### FRAGMENT TEKSTU
/---

Jesienią 2013 r. miało miejsce już w mieście Kuźnia Raciborska uroczyste otwarcie Uniwersytetu Trzeciego Wieku. W tym historycznym wydarzeniu wzięli udział członkowie władz samorządowych na czele z burmistrz Ritą Serafin i w towarzystwie proboszcza miejscowej parafii rzymsko-katolickiej ks. dra Andrzeja Pyttlika.

\---

### ZEBRANY MATERIAŁ
/---

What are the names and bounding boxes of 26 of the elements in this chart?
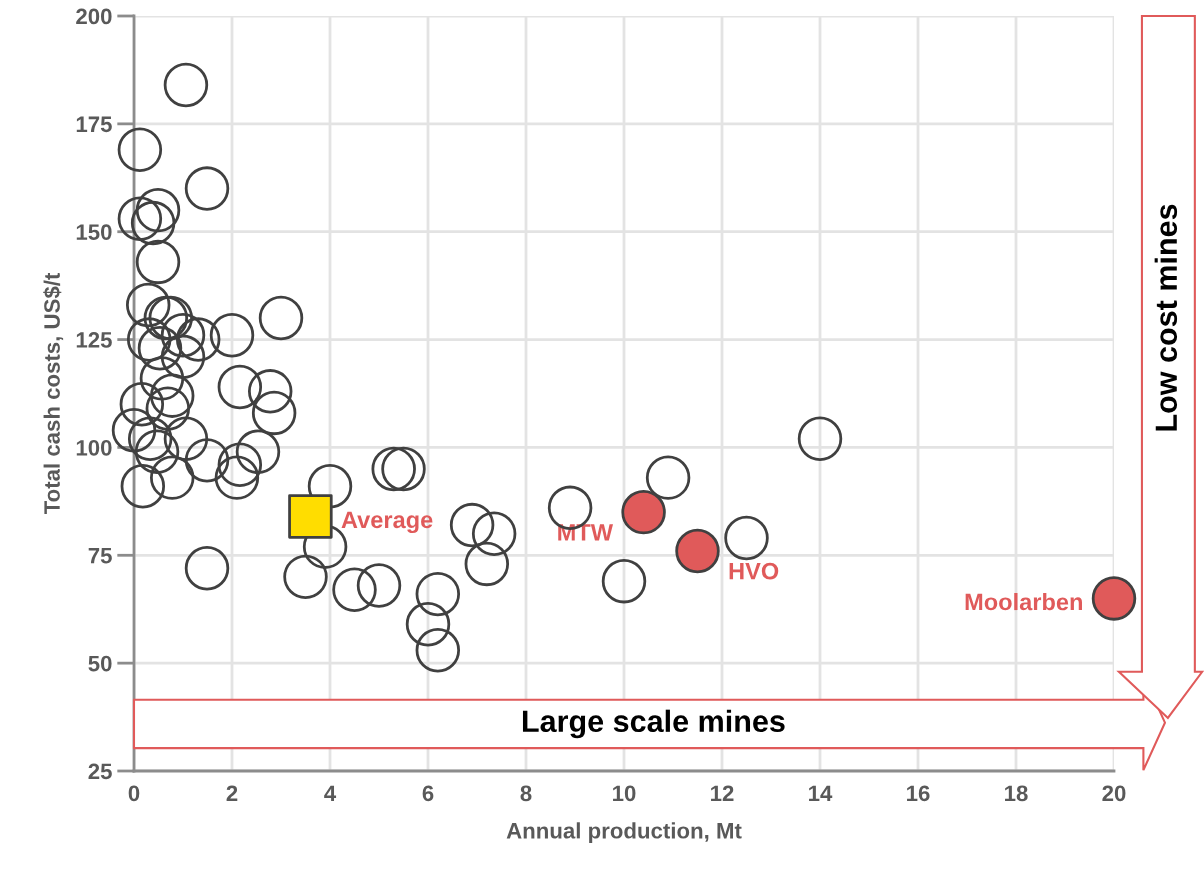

\---

### TWOJE ZADANIA
A. Oceń, czy każde z poniższych stwierdzeń zgadza się z fragmentem tekstu, i przy każdym przytocz dokładnie rozstrzygające słowa. (i) Uniwersytet Trzeciego Wieku w Kuźni Raciborskiej otwarto jesienią 2013 r. (ii) Władzom samorządowym przewodził burmistrz o imieniu Andrzej. (iii) W otwarciu uczestniczył proboszcz miejscowej parafii ewangelickiej.
B. Na podstawie fragmentu tekstu odpowiedz krótko na każde pytanie.
(i) W jakiej porze roku i w którym roku odbyło się otwarcie?
(ii) W jakim mieście otwarto Uniwersytet Trzeciego Wieku?
(iii) Jak nazywa się proboszcz obecny na uroczystości?

### OCZEKIWANE ODPOWIEDZI
A.
(i) Tak: „Jesienią 2013 r. miało miejsce już w mieście Kuźnia Raciborska uroczyste otwarcie Uniwersytetu Trzeciego Wieku”.
(ii) Nie: „na czele z burmistrz Ritą Serafin”.
(iii) Nie: „proboszcza miejscowej parafii rzymsko-katolickiej”.

B.
(i) Jesienią 2013 r.
(ii) W Kuźni Raciborskiej.
(iii) Ks. dr Andrzej Pyttlik.